Copy, in full, each line of the material that holds the word "military".

**RECORDS SHOWN**
◇ ◇ ◇ ◇ ◇
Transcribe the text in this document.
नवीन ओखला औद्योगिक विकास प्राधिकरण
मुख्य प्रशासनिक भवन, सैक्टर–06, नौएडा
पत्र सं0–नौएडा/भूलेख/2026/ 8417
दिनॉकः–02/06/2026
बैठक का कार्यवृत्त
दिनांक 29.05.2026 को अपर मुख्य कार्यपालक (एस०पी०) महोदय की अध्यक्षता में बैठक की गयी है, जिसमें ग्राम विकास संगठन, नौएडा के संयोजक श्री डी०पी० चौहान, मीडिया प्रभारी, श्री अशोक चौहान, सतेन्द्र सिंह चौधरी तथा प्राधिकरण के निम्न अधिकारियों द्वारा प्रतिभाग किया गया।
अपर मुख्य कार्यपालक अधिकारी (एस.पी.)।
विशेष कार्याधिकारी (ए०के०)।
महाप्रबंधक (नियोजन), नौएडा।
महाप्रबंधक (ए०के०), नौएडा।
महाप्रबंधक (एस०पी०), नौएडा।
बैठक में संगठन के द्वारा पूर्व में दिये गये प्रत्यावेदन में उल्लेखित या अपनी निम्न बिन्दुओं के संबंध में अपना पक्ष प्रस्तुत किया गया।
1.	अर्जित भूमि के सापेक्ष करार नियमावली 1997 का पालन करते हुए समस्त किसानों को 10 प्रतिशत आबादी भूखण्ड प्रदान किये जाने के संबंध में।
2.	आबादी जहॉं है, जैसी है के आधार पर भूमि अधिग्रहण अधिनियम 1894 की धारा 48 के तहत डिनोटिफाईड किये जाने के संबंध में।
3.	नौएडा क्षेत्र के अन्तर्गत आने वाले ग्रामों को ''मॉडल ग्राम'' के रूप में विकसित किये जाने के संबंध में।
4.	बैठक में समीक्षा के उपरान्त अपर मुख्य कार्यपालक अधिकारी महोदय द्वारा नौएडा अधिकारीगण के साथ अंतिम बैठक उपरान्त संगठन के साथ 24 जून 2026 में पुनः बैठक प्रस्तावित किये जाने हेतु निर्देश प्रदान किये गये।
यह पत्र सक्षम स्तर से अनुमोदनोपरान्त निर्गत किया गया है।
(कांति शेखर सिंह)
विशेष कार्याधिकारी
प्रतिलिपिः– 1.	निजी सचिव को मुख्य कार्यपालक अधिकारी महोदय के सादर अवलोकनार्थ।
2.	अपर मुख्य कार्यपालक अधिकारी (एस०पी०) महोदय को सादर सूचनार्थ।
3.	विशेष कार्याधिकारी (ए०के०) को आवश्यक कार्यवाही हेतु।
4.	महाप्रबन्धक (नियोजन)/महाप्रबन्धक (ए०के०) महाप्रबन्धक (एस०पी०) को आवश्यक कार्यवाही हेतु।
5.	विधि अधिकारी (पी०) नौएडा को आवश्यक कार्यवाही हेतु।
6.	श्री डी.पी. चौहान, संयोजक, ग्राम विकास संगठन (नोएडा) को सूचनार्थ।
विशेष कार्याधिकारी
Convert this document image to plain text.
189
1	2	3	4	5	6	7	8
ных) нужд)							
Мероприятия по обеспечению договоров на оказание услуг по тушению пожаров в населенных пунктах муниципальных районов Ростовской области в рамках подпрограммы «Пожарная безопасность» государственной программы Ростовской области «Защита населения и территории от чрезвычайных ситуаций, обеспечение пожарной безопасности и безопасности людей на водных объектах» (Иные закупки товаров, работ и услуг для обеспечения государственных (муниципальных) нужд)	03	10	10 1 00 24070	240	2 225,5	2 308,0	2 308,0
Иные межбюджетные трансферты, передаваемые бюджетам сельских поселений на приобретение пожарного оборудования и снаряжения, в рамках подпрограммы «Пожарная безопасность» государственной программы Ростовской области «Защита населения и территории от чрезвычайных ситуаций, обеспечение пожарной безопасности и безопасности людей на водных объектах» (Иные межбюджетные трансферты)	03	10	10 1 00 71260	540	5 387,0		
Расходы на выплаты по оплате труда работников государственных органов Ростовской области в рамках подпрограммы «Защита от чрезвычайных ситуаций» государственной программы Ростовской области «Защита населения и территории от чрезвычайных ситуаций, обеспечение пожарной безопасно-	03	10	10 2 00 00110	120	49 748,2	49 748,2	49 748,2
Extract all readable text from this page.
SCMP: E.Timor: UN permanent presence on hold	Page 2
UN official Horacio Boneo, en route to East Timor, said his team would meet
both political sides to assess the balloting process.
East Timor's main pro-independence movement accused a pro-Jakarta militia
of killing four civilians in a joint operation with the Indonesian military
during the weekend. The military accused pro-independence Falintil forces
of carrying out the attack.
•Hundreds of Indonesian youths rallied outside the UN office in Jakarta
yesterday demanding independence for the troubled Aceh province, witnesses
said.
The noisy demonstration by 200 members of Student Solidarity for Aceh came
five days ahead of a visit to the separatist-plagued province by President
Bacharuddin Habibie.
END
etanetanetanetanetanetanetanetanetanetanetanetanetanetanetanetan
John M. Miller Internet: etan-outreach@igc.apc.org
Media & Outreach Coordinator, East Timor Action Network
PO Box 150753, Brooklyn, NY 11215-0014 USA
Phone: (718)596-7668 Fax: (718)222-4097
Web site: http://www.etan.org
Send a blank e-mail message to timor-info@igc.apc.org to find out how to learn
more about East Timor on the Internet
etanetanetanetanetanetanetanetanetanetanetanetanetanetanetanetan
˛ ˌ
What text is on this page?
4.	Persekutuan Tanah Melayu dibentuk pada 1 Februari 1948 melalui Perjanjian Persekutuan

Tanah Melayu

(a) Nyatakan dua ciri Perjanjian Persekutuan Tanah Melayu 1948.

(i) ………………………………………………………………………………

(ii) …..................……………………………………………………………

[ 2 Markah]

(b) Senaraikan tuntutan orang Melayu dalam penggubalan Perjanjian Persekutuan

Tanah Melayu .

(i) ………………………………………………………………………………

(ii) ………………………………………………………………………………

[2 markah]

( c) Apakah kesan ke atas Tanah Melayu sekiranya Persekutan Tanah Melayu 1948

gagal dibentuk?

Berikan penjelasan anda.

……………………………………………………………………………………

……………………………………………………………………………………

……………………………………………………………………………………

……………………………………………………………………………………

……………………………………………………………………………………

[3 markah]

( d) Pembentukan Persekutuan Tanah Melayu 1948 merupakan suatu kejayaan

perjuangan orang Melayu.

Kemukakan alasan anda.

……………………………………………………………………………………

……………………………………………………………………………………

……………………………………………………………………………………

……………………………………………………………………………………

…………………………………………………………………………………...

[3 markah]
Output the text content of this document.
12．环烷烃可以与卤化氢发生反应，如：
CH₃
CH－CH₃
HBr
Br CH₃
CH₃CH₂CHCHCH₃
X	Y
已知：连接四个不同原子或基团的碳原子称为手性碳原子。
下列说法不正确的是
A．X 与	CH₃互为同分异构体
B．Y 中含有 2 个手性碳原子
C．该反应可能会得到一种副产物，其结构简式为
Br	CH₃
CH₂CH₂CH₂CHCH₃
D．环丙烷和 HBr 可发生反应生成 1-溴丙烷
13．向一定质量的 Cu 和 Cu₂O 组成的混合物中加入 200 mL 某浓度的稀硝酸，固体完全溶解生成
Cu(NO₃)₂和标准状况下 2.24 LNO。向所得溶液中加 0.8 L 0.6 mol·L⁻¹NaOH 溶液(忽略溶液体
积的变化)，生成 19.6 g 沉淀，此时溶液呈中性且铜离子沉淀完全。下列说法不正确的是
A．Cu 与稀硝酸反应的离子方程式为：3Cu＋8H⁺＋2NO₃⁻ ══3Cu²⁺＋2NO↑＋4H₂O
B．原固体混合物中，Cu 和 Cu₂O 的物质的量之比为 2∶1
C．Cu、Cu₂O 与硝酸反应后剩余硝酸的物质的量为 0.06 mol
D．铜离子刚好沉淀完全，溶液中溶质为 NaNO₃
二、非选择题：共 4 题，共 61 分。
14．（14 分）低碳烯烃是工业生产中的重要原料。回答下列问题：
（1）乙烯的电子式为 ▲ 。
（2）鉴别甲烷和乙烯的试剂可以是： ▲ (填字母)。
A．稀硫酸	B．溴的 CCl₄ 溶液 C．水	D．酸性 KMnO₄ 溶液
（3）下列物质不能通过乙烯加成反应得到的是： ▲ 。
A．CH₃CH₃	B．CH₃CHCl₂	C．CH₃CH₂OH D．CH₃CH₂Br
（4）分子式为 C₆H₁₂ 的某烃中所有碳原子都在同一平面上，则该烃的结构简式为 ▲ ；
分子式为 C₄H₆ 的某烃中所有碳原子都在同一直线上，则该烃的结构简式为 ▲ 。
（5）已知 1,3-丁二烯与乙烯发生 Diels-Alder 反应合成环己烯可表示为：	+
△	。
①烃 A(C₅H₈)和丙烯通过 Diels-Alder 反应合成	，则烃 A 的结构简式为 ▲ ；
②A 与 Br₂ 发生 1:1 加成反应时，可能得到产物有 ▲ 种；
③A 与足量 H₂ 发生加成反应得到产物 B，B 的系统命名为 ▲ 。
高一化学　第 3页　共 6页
◇ ◇ ◇ ◇ ◇
**FULL SOLUTION**
of killing four civilians in a joint operation with the Indonesian military
during the weekend. The military accused pro-independence Falintil forces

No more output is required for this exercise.